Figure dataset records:

+-------+

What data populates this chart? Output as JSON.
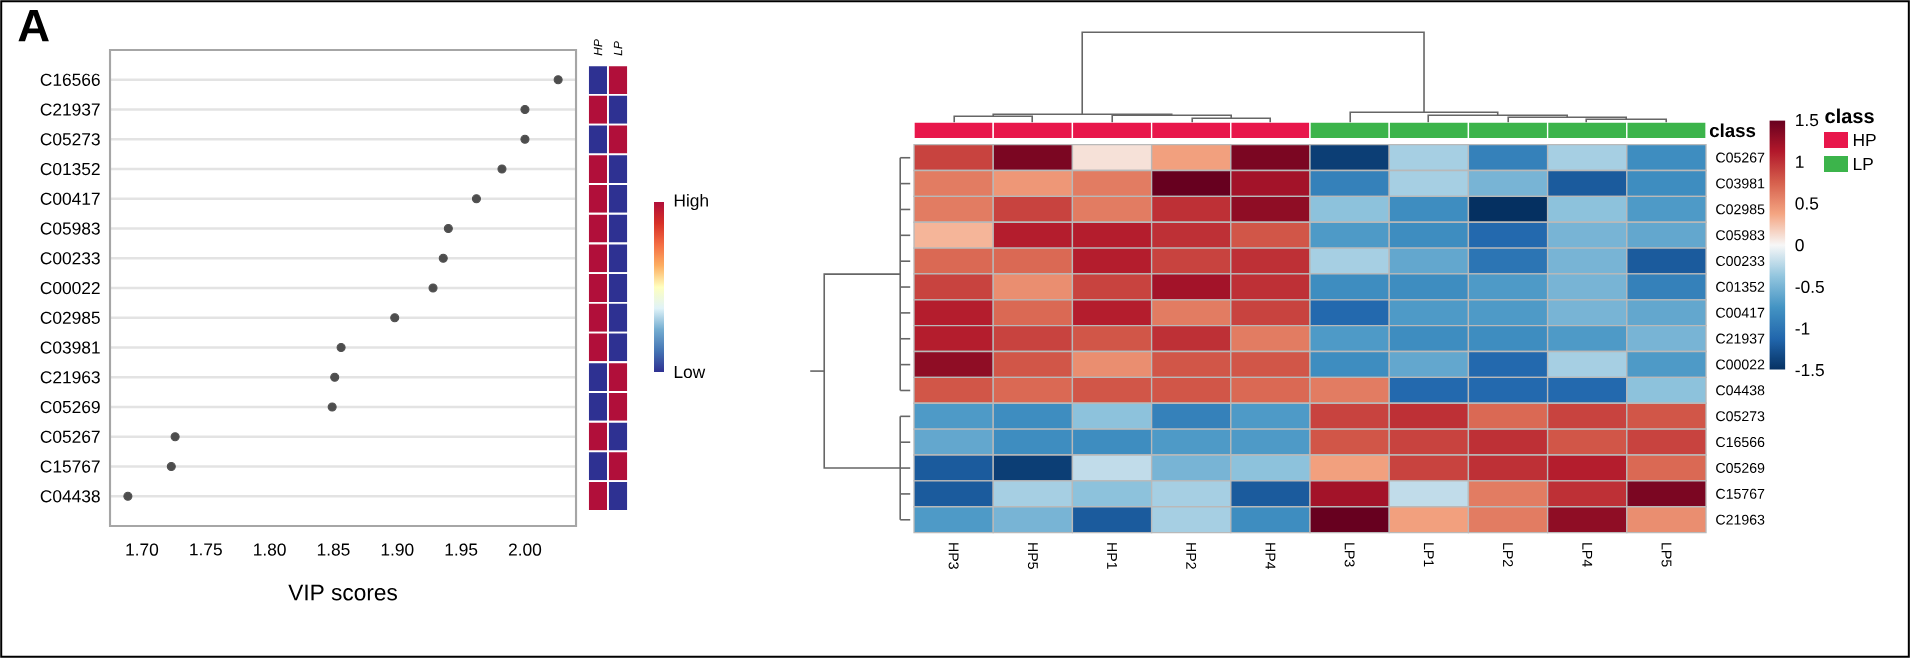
{
  "chart_data": [
    {
      "type": "scatter",
      "orientation": "horizontal",
      "xlabel": "VIP scores",
      "annotations": [
        "A"
      ],
      "marker": "circle",
      "color": "#4d4d4d",
      "grid": "y",
      "categories": [
        "C16566",
        "C21937",
        "C05273",
        "C01352",
        "C00417",
        "C05983",
        "C00233",
        "C00022",
        "C02985",
        "C03981",
        "C21963",
        "C05269",
        "C05267",
        "C15767",
        "C04438"
      ],
      "values": [
        2.026,
        2.0,
        2.0,
        1.982,
        1.962,
        1.94,
        1.936,
        1.928,
        1.898,
        1.856,
        1.851,
        1.849,
        1.726,
        1.723,
        1.689
      ],
      "xlim": [
        1.675,
        2.04
      ],
      "xticks": [
        {
          "value": 1.7,
          "label": "1.70"
        },
        1.75,
        {
          "value": 1.8,
          "label": "1.80"
        },
        1.85,
        {
          "value": 1.9,
          "label": "1.90"
        },
        1.95,
        {
          "value": 2.0,
          "label": "2.00"
        }
      ]
    },
    {
      "type": "heatmap",
      "categories": [
        "HP",
        "LP"
      ],
      "y_categories": [
        null,
        null,
        null,
        null,
        null,
        null,
        null,
        null,
        null,
        null,
        null,
        null,
        null,
        null,
        null
      ],
      "cells": [
        [
          0,
          1
        ],
        [
          1,
          0
        ],
        [
          0,
          1
        ],
        [
          1,
          0
        ],
        [
          1,
          0
        ],
        [
          1,
          0
        ],
        [
          1,
          0
        ],
        [
          1,
          0
        ],
        [
          1,
          0
        ],
        [
          1,
          0
        ],
        [
          0,
          1
        ],
        [
          0,
          1
        ],
        [
          1,
          0
        ],
        [
          0,
          1
        ],
        [
          1,
          0
        ]
      ],
      "clim": [
        0,
        1
      ],
      "cticks": [
        {
          "value": 0,
          "label": "Low"
        },
        {
          "value": 1,
          "label": "High"
        }
      ]
    },
    {
      "type": "other",
      "legend_title": "class",
      "categories": [
        "HP",
        "LP"
      ],
      "colors": [
        "#e8174b",
        "#3cb44b"
      ],
      "annotations": [
        "class"
      ]
    },
    {
      "type": "heatmap",
      "categories": [
        "HP3",
        "HP5",
        "HP1",
        "HP2",
        "HP4",
        "LP3",
        "LP1",
        "LP2",
        "LP4",
        "LP5"
      ],
      "y_categories": [
        "C05267",
        "C03981",
        "C02985",
        "C05983",
        "C00233",
        "C01352",
        "C00417",
        "C21937",
        "C00022",
        "C04438",
        "C05273",
        "C16566",
        "C05269",
        "C15767",
        "C21963"
      ],
      "cells": [
        [
          0.9,
          1.4,
          0.1,
          0.4,
          1.4,
          -1.4,
          -0.3,
          -0.9,
          -0.3,
          -0.8
        ],
        [
          0.6,
          0.45,
          0.6,
          1.5,
          1.2,
          -0.9,
          -0.3,
          -0.5,
          -1.2,
          -0.8
        ],
        [
          0.6,
          0.9,
          0.6,
          1.0,
          1.3,
          -0.4,
          -0.8,
          -1.5,
          -0.4,
          -0.7
        ],
        [
          0.3,
          1.1,
          1.1,
          1.0,
          0.8,
          -0.7,
          -0.8,
          -1.1,
          -0.5,
          -0.6
        ],
        [
          0.7,
          0.7,
          1.1,
          0.9,
          1.0,
          -0.3,
          -0.6,
          -1.0,
          -0.5,
          -1.2
        ],
        [
          0.9,
          0.5,
          0.9,
          1.2,
          1.0,
          -0.8,
          -0.8,
          -0.7,
          -0.5,
          -0.9
        ],
        [
          1.1,
          0.7,
          1.1,
          0.6,
          0.9,
          -1.1,
          -0.7,
          -0.7,
          -0.5,
          -0.6
        ],
        [
          1.1,
          0.9,
          0.8,
          1.0,
          0.6,
          -0.7,
          -0.8,
          -0.8,
          -0.7,
          -0.5
        ],
        [
          1.3,
          0.8,
          0.5,
          0.8,
          0.8,
          -0.8,
          -0.6,
          -1.1,
          -0.3,
          -0.7
        ],
        [
          0.8,
          0.7,
          0.8,
          0.8,
          0.7,
          0.6,
          -1.1,
          -1.1,
          -1.1,
          -0.4
        ],
        [
          -0.7,
          -0.8,
          -0.4,
          -0.9,
          -0.7,
          0.9,
          1.0,
          0.7,
          0.9,
          0.8
        ],
        [
          -0.6,
          -0.8,
          -0.8,
          -0.7,
          -0.7,
          0.8,
          0.9,
          1.0,
          0.8,
          0.9
        ],
        [
          -1.2,
          -1.4,
          -0.2,
          -0.5,
          -0.4,
          0.4,
          0.9,
          1.0,
          1.1,
          0.7
        ],
        [
          -1.2,
          -0.3,
          -0.4,
          -0.3,
          -1.2,
          1.2,
          -0.2,
          0.6,
          1.0,
          1.4
        ],
        [
          -0.7,
          -0.5,
          -1.2,
          -0.3,
          -0.8,
          1.5,
          0.4,
          0.6,
          1.3,
          0.5
        ]
      ],
      "clim": [
        -1.5,
        1.5
      ],
      "cticks": [
        1.5,
        1,
        0.5,
        0,
        -0.5,
        -1,
        -1.5
      ]
    }
  ]
}
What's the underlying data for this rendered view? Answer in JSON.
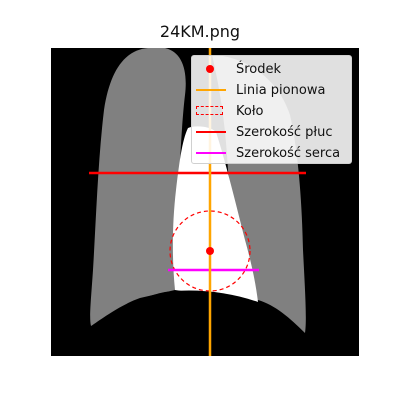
{
  "title": "24KM.png",
  "colors": {
    "background": "#000000",
    "lung": "#808080",
    "heart": "#ffffff",
    "center_point": "#ff0000",
    "vertical_line": "#ffa500",
    "circle": "#ff0000",
    "lung_width": "#ff0000",
    "heart_width": "#ff00ff"
  },
  "legend": {
    "items": [
      {
        "label": "Środek",
        "symbol": "dot-icon"
      },
      {
        "label": "Linia pionowa",
        "symbol": "orange-line-icon"
      },
      {
        "label": "Koło",
        "symbol": "dashed-box-icon"
      },
      {
        "label": "Szerokość płuc",
        "symbol": "red-line-icon"
      },
      {
        "label": "Szerokość serca",
        "symbol": "magenta-line-icon"
      }
    ]
  }
}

+-------+

Brief: Leave out the pictures and give the rest of the records again exactly.

The reply:
What data populates this chart? Output as JSON.
{
  "chart_data": [
    {
      "type": "scatter",
      "orientation": "horizontal",
      "xlabel": "VIP scores",
      "annotations": [
        "A"
      ],
      "marker": "circle",
      "color": "#4d4d4d",
      "grid": "y",
      "categories": [
        "C16566",
        "C21937",
        "C05273",
        "C01352",
        "C00417",
        "C05983",
        "C00233",
        "C00022",
        "C02985",
        "C03981",
        "C21963",
        "C05269",
        "C05267",
        "C15767",
        "C04438"
      ],
      "values": [
        2.026,
        2.0,
        2.0,
        1.982,
        1.962,
        1.94,
        1.936,
        1.928,
        1.898,
        1.856,
        1.851,
        1.849,
        1.726,
        1.723,
        1.689
      ],
      "xlim": [
        1.675,
        2.04
      ],
      "xticks": [
        {
          "value": 1.7,
          "label": "1.70"
        },
        1.75,
        {
          "value": 1.8,
          "label": "1.80"
        },
        1.85,
        {
          "value": 1.9,
          "label": "1.90"
        },
        1.95,
        {
          "value": 2.0,
          "label": "2.00"
        }
      ]
    },
    {
      "type": "heatmap",
      "categories": [
        "HP",
        "LP"
      ],
      "y_categories": [
        null,
        null,
        null,
        null,
        null,
        null,
        null,
        null,
        null,
        null,
        null,
        null,
        null,
        null,
        null
      ],
      "cells": [
        [
          0,
          1
        ],
        [
          1,
          0
        ],
        [
          0,
          1
        ],
        [
          1,
          0
        ],
        [
          1,
          0
        ],
        [
          1,
          0
        ],
        [
          1,
          0
        ],
        [
          1,
          0
        ],
        [
          1,
          0
        ],
        [
          1,
          0
        ],
        [
          0,
          1
        ],
        [
          0,
          1
        ],
        [
          1,
          0
        ],
        [
          0,
          1
        ],
        [
          1,
          0
        ]
      ],
      "clim": [
        0,
        1
      ],
      "cticks": [
        {
          "value": 0,
          "label": "Low"
        },
        {
          "value": 1,
          "label": "High"
        }
      ]
    },
    {
      "type": "other",
      "legend_title": "class",
      "categories": [
        "HP",
        "LP"
      ],
      "colors": [
        "#e8174b",
        "#3cb44b"
      ],
      "annotations": [
        "class"
      ]
    },
    {
      "type": "heatmap",
      "categories": [
        "HP3",
        "HP5",
        "HP1",
        "HP2",
        "HP4",
        "LP3",
        "LP1",
        "LP2",
        "LP4",
        "LP5"
      ],
      "y_categories": [
        "C05267",
        "C03981",
        "C02985",
        "C05983",
        "C00233",
        "C01352",
        "C00417",
        "C21937",
        "C00022",
        "C04438",
        "C05273",
        "C16566",
        "C05269",
        "C15767",
        "C21963"
      ],
      "cells": [
        [
          0.9,
          1.4,
          0.1,
          0.4,
          1.4,
          -1.4,
          -0.3,
          -0.9,
          -0.3,
          -0.8
        ],
        [
          0.6,
          0.45,
          0.6,
          1.5,
          1.2,
          -0.9,
          -0.3,
          -0.5,
          -1.2,
          -0.8
        ],
        [
          0.6,
          0.9,
          0.6,
          1.0,
          1.3,
          -0.4,
          -0.8,
          -1.5,
          -0.4,
          -0.7
        ],
        [
          0.3,
          1.1,
          1.1,
          1.0,
          0.8,
          -0.7,
          -0.8,
          -1.1,
          -0.5,
          -0.6
        ],
        [
          0.7,
          0.7,
          1.1,
          0.9,
          1.0,
          -0.3,
          -0.6,
          -1.0,
          -0.5,
          -1.2
        ],
        [
          0.9,
          0.5,
          0.9,
          1.2,
          1.0,
          -0.8,
          -0.8,
          -0.7,
          -0.5,
          -0.9
        ],
        [
          1.1,
          0.7,
          1.1,
          0.6,
          0.9,
          -1.1,
          -0.7,
          -0.7,
          -0.5,
          -0.6
        ],
        [
          1.1,
          0.9,
          0.8,
          1.0,
          0.6,
          -0.7,
          -0.8,
          -0.8,
          -0.7,
          -0.5
        ],
        [
          1.3,
          0.8,
          0.5,
          0.8,
          0.8,
          -0.8,
          -0.6,
          -1.1,
          -0.3,
          -0.7
        ],
        [
          0.8,
          0.7,
          0.8,
          0.8,
          0.7,
          0.6,
          -1.1,
          -1.1,
          -1.1,
          -0.4
        ],
        [
          -0.7,
          -0.8,
          -0.4,
          -0.9,
          -0.7,
          0.9,
          1.0,
          0.7,
          0.9,
          0.8
        ],
        [
          -0.6,
          -0.8,
          -0.8,
          -0.7,
          -0.7,
          0.8,
          0.9,
          1.0,
          0.8,
          0.9
        ],
        [
          -1.2,
          -1.4,
          -0.2,
          -0.5,
          -0.4,
          0.4,
          0.9,
          1.0,
          1.1,
          0.7
        ],
        [
          -1.2,
          -0.3,
          -0.4,
          -0.3,
          -1.2,
          1.2,
          -0.2,
          0.6,
          1.0,
          1.4
        ],
        [
          -0.7,
          -0.5,
          -1.2,
          -0.3,
          -0.8,
          1.5,
          0.4,
          0.6,
          1.3,
          0.5
        ]
      ],
      "clim": [
        -1.5,
        1.5
      ],
      "cticks": [
        1.5,
        1,
        0.5,
        0,
        -0.5,
        -1,
        -1.5
      ]
    }
  ]
}
What's the underlying data for this rendered view? Answer in JSON.
{
  "title": "24KM.png",
  "colors": {
    "background": "#000000",
    "lung": "#808080",
    "heart": "#ffffff",
    "center_point": "#ff0000",
    "vertical_line": "#ffa500",
    "circle": "#ff0000",
    "lung_width": "#ff0000",
    "heart_width": "#ff00ff"
  },
  "legend": {
    "items": [
      {
        "label": "Środek",
        "symbol": "dot-icon"
      },
      {
        "label": "Linia pionowa",
        "symbol": "orange-line-icon"
      },
      {
        "label": "Koło",
        "symbol": "dashed-box-icon"
      },
      {
        "label": "Szerokość płuc",
        "symbol": "red-line-icon"
      },
      {
        "label": "Szerokość serca",
        "symbol": "magenta-line-icon"
      }
    ]
  }
}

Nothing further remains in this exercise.